WHAT IS EXPECTED - Copy out, from the entries below, each line holding the string "count".

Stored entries
▬▬▬▬▬▬▬▬▬▬
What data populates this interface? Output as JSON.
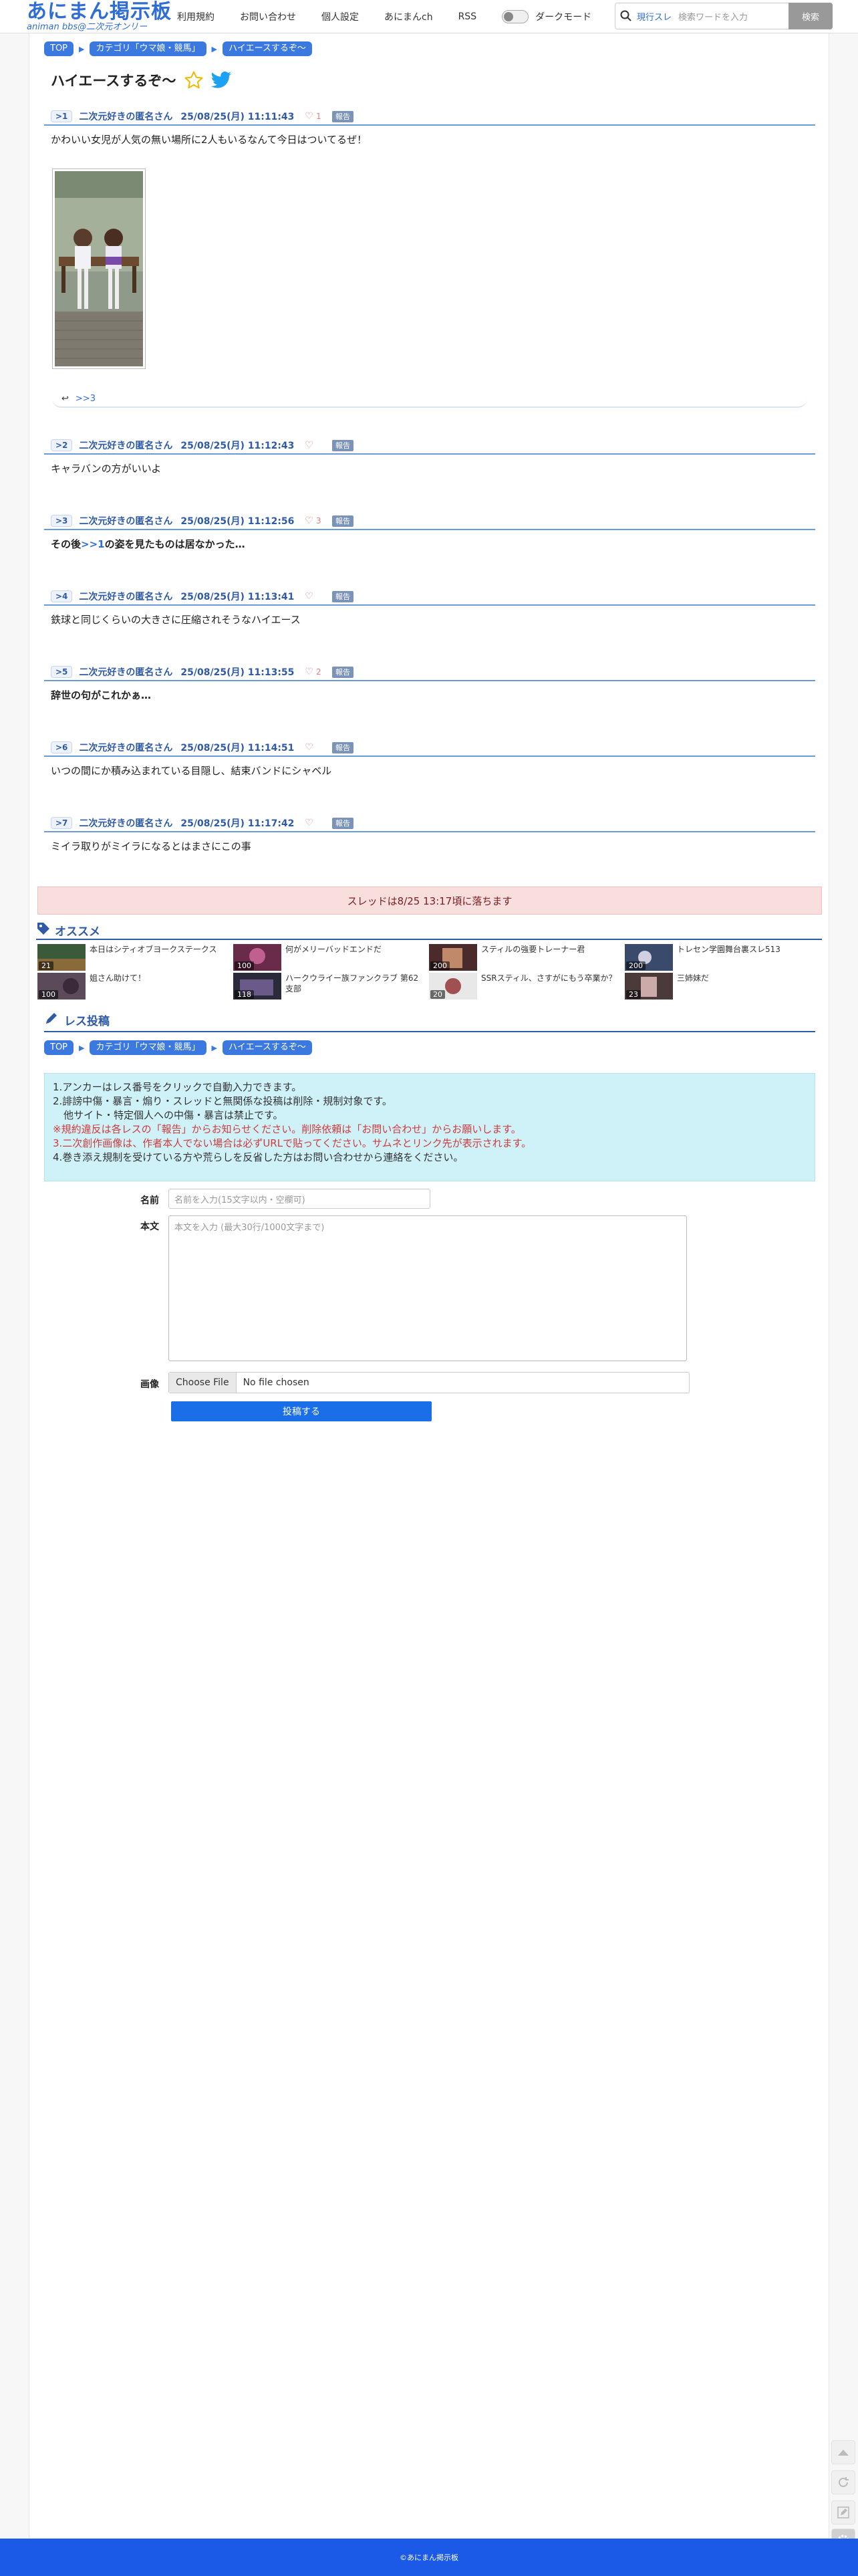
{
  "header": {
    "logo_main": "あにまん掲示板",
    "logo_sub": "animan bbs@二次元オンリー",
    "nav": [
      "利用規約",
      "お問い合わせ",
      "個人設定",
      "あにまんch",
      "RSS"
    ],
    "dark_mode_label": "ダークモード",
    "search_mode": "現行スレ",
    "search_placeholder": "検索ワードを入力",
    "search_button": "検索"
  },
  "breadcrumb": [
    "TOP",
    "カテゴリ「ウマ娘・競馬」",
    "ハイエースするぞ〜"
  ],
  "thread": {
    "title": "ハイエースするぞ〜"
  },
  "posts": [
    {
      "no": ">1",
      "name": "二次元好きの匿名さん",
      "date": "25/08/25(月) 11:11:43",
      "likes": "1",
      "report": "報告",
      "body": "かわいい女児が人気の無い場所に2人もいるなんて今日はついてるぜ！",
      "reply": ">>3"
    },
    {
      "no": ">2",
      "name": "二次元好きの匿名さん",
      "date": "25/08/25(月) 11:12:43",
      "likes": "",
      "report": "報告",
      "body": "キャラバンの方がいいよ"
    },
    {
      "no": ">3",
      "name": "二次元好きの匿名さん",
      "date": "25/08/25(月) 11:12:56",
      "likes": "3",
      "report": "報告",
      "body_pre": "その後",
      "body_anchor": ">>1",
      "body_post": "の姿を見たものは居なかった…"
    },
    {
      "no": ">4",
      "name": "二次元好きの匿名さん",
      "date": "25/08/25(月) 11:13:41",
      "likes": "",
      "report": "報告",
      "body": "鉄球と同じくらいの大きさに圧縮されそうなハイエース"
    },
    {
      "no": ">5",
      "name": "二次元好きの匿名さん",
      "date": "25/08/25(月) 11:13:55",
      "likes": "2",
      "report": "報告",
      "body": "辞世の句がこれかぁ…"
    },
    {
      "no": ">6",
      "name": "二次元好きの匿名さん",
      "date": "25/08/25(月) 11:14:51",
      "likes": "",
      "report": "報告",
      "body": "いつの間にか積み込まれている目隠し、結束バンドにシャベル"
    },
    {
      "no": ">7",
      "name": "二次元好きの匿名さん",
      "date": "25/08/25(月) 11:17:42",
      "likes": "",
      "report": "報告",
      "body": "ミイラ取りがミイラになるとはまさにこの事"
    }
  ],
  "fallen_notice": "スレッドは8/25 13:17頃に落ちます",
  "recommend": {
    "title": "オススメ",
    "items": [
      {
        "text": "本日はシティオブヨークステークス",
        "count": "21"
      },
      {
        "text": "何がメリーバッドエンドだ",
        "count": "100"
      },
      {
        "text": "スティルの強要トレーナー君",
        "count": "200"
      },
      {
        "text": "トレセン学園舞台裏スレ513",
        "count": "200"
      },
      {
        "text": "姐さん助けて！",
        "count": "100"
      },
      {
        "text": "ハークウライー族ファンクラブ 第62支部",
        "count": "118"
      },
      {
        "text": "SSRスティル、さすがにもう卒業か？",
        "count": "20"
      },
      {
        "text": "三姉妹だ",
        "count": "23"
      }
    ]
  },
  "post_form": {
    "title": "レス投稿",
    "notice": [
      "1.アンカーはレス番号をクリックで自動入力できます。",
      "2.誹謗中傷・暴言・煽り・スレッドと無関係な投稿は削除・規制対象です。",
      "他サイト・特定個人への中傷・暴言は禁止です。",
      "※規約違反は各レスの「報告」からお知らせください。削除依頼は「お問い合わせ」からお願いします。",
      "3.二次創作画像は、作者本人でない場合は必ずURLで貼ってください。サムネとリンク先が表示されます。",
      "4.巻き添え規制を受けている方や荒らしを反省した方はお問い合わせから連絡をください。"
    ],
    "name_label": "名前",
    "name_placeholder": "名前を入力(15文字以内・空欄可)",
    "body_label": "本文",
    "body_placeholder": "本文を入力 (最大30行/1000文字まで)",
    "image_label": "画像",
    "file_button": "Choose File",
    "file_status": "No file chosen",
    "submit": "投稿する"
  },
  "footer": "©あにまん掲示板",
  "colors": {
    "brand": "#2f6dd6",
    "fallen_bg": "#f9dede",
    "notice_bg": "#cff2f9",
    "footer": "#1a5ae6"
  }
}
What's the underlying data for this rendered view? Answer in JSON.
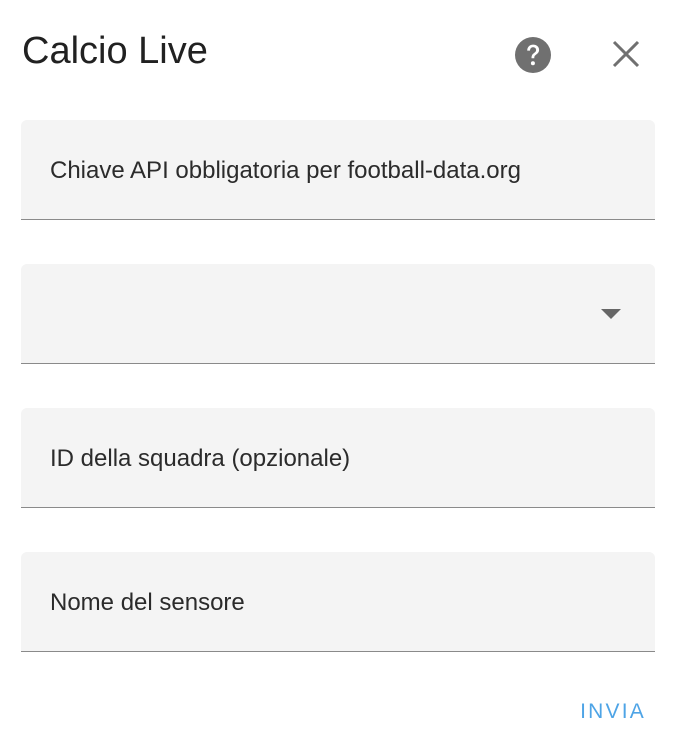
{
  "dialog": {
    "title": "Calcio Live",
    "help_icon": "help-circle-icon",
    "close_icon": "close-icon"
  },
  "form": {
    "fields": [
      {
        "label": "Chiave API obbligatoria per football-data.org",
        "value": ""
      },
      {
        "label": "",
        "value": "",
        "type": "select"
      },
      {
        "label": "ID della squadra (opzionale)",
        "value": ""
      },
      {
        "label": "Nome del sensore",
        "value": ""
      }
    ],
    "dropdown_icon": "chevron-down-icon"
  },
  "actions": {
    "submit_label": "INVIA"
  },
  "colors": {
    "accent": "#4ea4e6",
    "field_background": "#f4f4f4",
    "icon_gray": "#707070"
  }
}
▬▬▬▬▬▬▬▬▬▬
WORKED ANSWER -
        "count": "21"
        "count": "100"
        "count": "200"
        "count": "200"
        "count": "100"
        "count": "118"
        "count": "20"
        "count": "23"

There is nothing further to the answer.